[Problem to work on] Print all records exactly, leaving nothing out.
━━ Task material ━━
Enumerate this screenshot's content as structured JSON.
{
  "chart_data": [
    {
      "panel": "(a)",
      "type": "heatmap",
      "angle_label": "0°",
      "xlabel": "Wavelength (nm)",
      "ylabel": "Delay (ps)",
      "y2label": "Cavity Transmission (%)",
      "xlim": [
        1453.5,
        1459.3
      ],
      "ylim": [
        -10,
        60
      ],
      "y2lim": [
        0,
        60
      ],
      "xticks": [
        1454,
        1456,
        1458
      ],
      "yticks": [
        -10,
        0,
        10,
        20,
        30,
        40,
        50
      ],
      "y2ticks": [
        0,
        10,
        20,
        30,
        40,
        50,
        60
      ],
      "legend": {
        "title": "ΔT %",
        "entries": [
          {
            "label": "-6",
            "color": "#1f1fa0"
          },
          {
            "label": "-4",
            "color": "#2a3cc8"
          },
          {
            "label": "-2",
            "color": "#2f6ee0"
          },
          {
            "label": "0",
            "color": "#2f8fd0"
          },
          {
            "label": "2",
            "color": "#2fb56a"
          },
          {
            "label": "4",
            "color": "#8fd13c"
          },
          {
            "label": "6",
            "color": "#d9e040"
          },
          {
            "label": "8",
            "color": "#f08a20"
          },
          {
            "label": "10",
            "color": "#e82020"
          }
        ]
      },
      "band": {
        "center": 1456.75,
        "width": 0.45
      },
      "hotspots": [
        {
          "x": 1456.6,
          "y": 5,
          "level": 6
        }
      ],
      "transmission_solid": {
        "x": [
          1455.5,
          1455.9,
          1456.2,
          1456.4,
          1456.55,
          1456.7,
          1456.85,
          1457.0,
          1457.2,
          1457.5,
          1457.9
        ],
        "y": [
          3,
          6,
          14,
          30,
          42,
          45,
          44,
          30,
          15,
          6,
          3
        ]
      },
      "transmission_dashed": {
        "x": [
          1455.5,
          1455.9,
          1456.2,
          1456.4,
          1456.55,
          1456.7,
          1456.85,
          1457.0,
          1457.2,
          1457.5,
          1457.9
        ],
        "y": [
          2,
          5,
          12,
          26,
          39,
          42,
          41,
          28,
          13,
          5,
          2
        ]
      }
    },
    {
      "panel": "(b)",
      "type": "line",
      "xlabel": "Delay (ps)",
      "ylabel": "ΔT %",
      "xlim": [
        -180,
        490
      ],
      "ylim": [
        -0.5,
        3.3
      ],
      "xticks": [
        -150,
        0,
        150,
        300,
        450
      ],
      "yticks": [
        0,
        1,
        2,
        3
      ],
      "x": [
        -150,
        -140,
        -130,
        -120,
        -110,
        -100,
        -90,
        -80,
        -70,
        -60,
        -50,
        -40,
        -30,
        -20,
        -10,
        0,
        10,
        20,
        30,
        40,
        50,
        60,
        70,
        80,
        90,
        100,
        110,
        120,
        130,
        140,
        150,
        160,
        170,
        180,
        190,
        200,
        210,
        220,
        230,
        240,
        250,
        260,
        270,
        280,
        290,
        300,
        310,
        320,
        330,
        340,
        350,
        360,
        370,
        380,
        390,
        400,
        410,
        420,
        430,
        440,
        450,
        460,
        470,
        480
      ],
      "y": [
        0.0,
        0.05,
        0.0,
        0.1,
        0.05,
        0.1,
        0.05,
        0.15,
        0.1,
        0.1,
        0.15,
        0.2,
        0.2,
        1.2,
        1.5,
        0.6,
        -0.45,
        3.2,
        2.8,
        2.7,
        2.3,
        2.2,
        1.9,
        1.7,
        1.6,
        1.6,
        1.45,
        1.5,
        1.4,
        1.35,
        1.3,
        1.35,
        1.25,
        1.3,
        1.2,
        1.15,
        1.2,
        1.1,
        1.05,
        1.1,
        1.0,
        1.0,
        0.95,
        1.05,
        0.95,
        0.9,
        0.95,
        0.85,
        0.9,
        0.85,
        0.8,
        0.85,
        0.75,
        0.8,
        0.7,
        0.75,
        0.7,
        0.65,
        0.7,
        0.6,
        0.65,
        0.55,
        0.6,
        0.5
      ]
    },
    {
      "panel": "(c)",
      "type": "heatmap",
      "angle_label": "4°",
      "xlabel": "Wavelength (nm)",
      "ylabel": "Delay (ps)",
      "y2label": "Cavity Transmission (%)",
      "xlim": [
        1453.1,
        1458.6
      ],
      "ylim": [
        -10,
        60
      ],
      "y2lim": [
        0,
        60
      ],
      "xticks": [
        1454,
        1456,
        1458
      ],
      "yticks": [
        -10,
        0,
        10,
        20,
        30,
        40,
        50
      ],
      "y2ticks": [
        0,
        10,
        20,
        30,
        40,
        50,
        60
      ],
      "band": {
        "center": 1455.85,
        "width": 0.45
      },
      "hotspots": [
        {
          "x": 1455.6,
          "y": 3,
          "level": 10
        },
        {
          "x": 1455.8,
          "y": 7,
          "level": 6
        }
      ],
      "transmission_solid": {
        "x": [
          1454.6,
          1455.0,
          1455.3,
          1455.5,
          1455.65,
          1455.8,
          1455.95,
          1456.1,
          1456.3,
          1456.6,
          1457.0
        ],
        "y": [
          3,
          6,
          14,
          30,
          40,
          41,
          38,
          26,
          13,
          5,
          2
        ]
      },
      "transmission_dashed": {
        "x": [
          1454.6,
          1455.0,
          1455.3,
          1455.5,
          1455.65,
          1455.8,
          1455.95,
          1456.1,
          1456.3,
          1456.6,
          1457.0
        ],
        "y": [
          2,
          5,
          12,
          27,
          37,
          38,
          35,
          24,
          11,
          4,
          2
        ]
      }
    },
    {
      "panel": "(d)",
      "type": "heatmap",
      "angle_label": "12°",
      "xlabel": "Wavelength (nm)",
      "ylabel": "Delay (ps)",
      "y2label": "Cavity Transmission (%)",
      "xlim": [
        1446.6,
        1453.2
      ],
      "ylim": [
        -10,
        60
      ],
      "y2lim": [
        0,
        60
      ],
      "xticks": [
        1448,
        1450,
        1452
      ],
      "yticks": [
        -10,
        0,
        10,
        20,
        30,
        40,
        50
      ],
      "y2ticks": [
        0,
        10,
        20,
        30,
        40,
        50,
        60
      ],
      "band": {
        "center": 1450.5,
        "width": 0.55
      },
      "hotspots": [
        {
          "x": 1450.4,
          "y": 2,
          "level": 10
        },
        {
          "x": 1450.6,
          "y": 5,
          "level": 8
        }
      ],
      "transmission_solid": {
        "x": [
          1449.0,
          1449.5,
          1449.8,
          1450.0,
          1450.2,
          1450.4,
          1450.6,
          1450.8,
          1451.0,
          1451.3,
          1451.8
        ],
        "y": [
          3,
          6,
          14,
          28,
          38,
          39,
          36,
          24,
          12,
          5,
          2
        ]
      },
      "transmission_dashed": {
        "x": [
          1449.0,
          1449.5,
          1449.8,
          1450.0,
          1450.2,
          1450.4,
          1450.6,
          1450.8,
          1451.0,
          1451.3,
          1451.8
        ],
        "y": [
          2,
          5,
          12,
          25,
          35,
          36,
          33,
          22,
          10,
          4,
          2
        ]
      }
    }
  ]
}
━━━
[Finished answer]
Enumerate this screenshot's content as structured JSON.
{
  "chart_data": [
    {
      "panel": "(a)",
      "type": "heatmap",
      "angle_label": "0°",
      "xlabel": "Wavelength (nm)",
      "ylabel": "Delay (ps)",
      "y2label": "Cavity Transmission (%)",
      "xlim": [
        1453.5,
        1459.3
      ],
      "ylim": [
        -10,
        60
      ],
      "y2lim": [
        0,
        60
      ],
      "xticks": [
        1454,
        1456,
        1458
      ],
      "yticks": [
        -10,
        0,
        10,
        20,
        30,
        40,
        50
      ],
      "y2ticks": [
        0,
        10,
        20,
        30,
        40,
        50,
        60
      ],
      "legend": {
        "title": "ΔT %",
        "entries": [
          {
            "label": "-6",
            "color": "#1f1fa0"
          },
          {
            "label": "-4",
            "color": "#2a3cc8"
          },
          {
            "label": "-2",
            "color": "#2f6ee0"
          },
          {
            "label": "0",
            "color": "#2f8fd0"
          },
          {
            "label": "2",
            "color": "#2fb56a"
          },
          {
            "label": "4",
            "color": "#8fd13c"
          },
          {
            "label": "6",
            "color": "#d9e040"
          },
          {
            "label": "8",
            "color": "#f08a20"
          },
          {
            "label": "10",
            "color": "#e82020"
          }
        ]
      },
      "band": {
        "center": 1456.75,
        "width": 0.45
      },
      "hotspots": [
        {
          "x": 1456.6,
          "y": 5,
          "level": 6
        }
      ],
      "transmission_solid": {
        "x": [
          1455.5,
          1455.9,
          1456.2,
          1456.4,
          1456.55,
          1456.7,
          1456.85,
          1457.0,
          1457.2,
          1457.5,
          1457.9
        ],
        "y": [
          3,
          6,
          14,
          30,
          42,
          45,
          44,
          30,
          15,
          6,
          3
        ]
      },
      "transmission_dashed": {
        "x": [
          1455.5,
          1455.9,
          1456.2,
          1456.4,
          1456.55,
          1456.7,
          1456.85,
          1457.0,
          1457.2,
          1457.5,
          1457.9
        ],
        "y": [
          2,
          5,
          12,
          26,
          39,
          42,
          41,
          28,
          13,
          5,
          2
        ]
      }
    },
    {
      "panel": "(b)",
      "type": "line",
      "xlabel": "Delay (ps)",
      "ylabel": "ΔT %",
      "xlim": [
        -180,
        490
      ],
      "ylim": [
        -0.5,
        3.3
      ],
      "xticks": [
        -150,
        0,
        150,
        300,
        450
      ],
      "yticks": [
        0,
        1,
        2,
        3
      ],
      "x": [
        -150,
        -140,
        -130,
        -120,
        -110,
        -100,
        -90,
        -80,
        -70,
        -60,
        -50,
        -40,
        -30,
        -20,
        -10,
        0,
        10,
        20,
        30,
        40,
        50,
        60,
        70,
        80,
        90,
        100,
        110,
        120,
        130,
        140,
        150,
        160,
        170,
        180,
        190,
        200,
        210,
        220,
        230,
        240,
        250,
        260,
        270,
        280,
        290,
        300,
        310,
        320,
        330,
        340,
        350,
        360,
        370,
        380,
        390,
        400,
        410,
        420,
        430,
        440,
        450,
        460,
        470,
        480
      ],
      "y": [
        0.0,
        0.05,
        0.0,
        0.1,
        0.05,
        0.1,
        0.05,
        0.15,
        0.1,
        0.1,
        0.15,
        0.2,
        0.2,
        1.2,
        1.5,
        0.6,
        -0.45,
        3.2,
        2.8,
        2.7,
        2.3,
        2.2,
        1.9,
        1.7,
        1.6,
        1.6,
        1.45,
        1.5,
        1.4,
        1.35,
        1.3,
        1.35,
        1.25,
        1.3,
        1.2,
        1.15,
        1.2,
        1.1,
        1.05,
        1.1,
        1.0,
        1.0,
        0.95,
        1.05,
        0.95,
        0.9,
        0.95,
        0.85,
        0.9,
        0.85,
        0.8,
        0.85,
        0.75,
        0.8,
        0.7,
        0.75,
        0.7,
        0.65,
        0.7,
        0.6,
        0.65,
        0.55,
        0.6,
        0.5
      ]
    },
    {
      "panel": "(c)",
      "type": "heatmap",
      "angle_label": "4°",
      "xlabel": "Wavelength (nm)",
      "ylabel": "Delay (ps)",
      "y2label": "Cavity Transmission (%)",
      "xlim": [
        1453.1,
        1458.6
      ],
      "ylim": [
        -10,
        60
      ],
      "y2lim": [
        0,
        60
      ],
      "xticks": [
        1454,
        1456,
        1458
      ],
      "yticks": [
        -10,
        0,
        10,
        20,
        30,
        40,
        50
      ],
      "y2ticks": [
        0,
        10,
        20,
        30,
        40,
        50,
        60
      ],
      "band": {
        "center": 1455.85,
        "width": 0.45
      },
      "hotspots": [
        {
          "x": 1455.6,
          "y": 3,
          "level": 10
        },
        {
          "x": 1455.8,
          "y": 7,
          "level": 6
        }
      ],
      "transmission_solid": {
        "x": [
          1454.6,
          1455.0,
          1455.3,
          1455.5,
          1455.65,
          1455.8,
          1455.95,
          1456.1,
          1456.3,
          1456.6,
          1457.0
        ],
        "y": [
          3,
          6,
          14,
          30,
          40,
          41,
          38,
          26,
          13,
          5,
          2
        ]
      },
      "transmission_dashed": {
        "x": [
          1454.6,
          1455.0,
          1455.3,
          1455.5,
          1455.65,
          1455.8,
          1455.95,
          1456.1,
          1456.3,
          1456.6,
          1457.0
        ],
        "y": [
          2,
          5,
          12,
          27,
          37,
          38,
          35,
          24,
          11,
          4,
          2
        ]
      }
    },
    {
      "panel": "(d)",
      "type": "heatmap",
      "angle_label": "12°",
      "xlabel": "Wavelength (nm)",
      "ylabel": "Delay (ps)",
      "y2label": "Cavity Transmission (%)",
      "xlim": [
        1446.6,
        1453.2
      ],
      "ylim": [
        -10,
        60
      ],
      "y2lim": [
        0,
        60
      ],
      "xticks": [
        1448,
        1450,
        1452
      ],
      "yticks": [
        -10,
        0,
        10,
        20,
        30,
        40,
        50
      ],
      "y2ticks": [
        0,
        10,
        20,
        30,
        40,
        50,
        60
      ],
      "band": {
        "center": 1450.5,
        "width": 0.55
      },
      "hotspots": [
        {
          "x": 1450.4,
          "y": 2,
          "level": 10
        },
        {
          "x": 1450.6,
          "y": 5,
          "level": 8
        }
      ],
      "transmission_solid": {
        "x": [
          1449.0,
          1449.5,
          1449.8,
          1450.0,
          1450.2,
          1450.4,
          1450.6,
          1450.8,
          1451.0,
          1451.3,
          1451.8
        ],
        "y": [
          3,
          6,
          14,
          28,
          38,
          39,
          36,
          24,
          12,
          5,
          2
        ]
      },
      "transmission_dashed": {
        "x": [
          1449.0,
          1449.5,
          1449.8,
          1450.0,
          1450.2,
          1450.4,
          1450.6,
          1450.8,
          1451.0,
          1451.3,
          1451.8
        ],
        "y": [
          2,
          5,
          12,
          25,
          35,
          36,
          33,
          22,
          10,
          4,
          2
        ]
      }
    }
  ]
}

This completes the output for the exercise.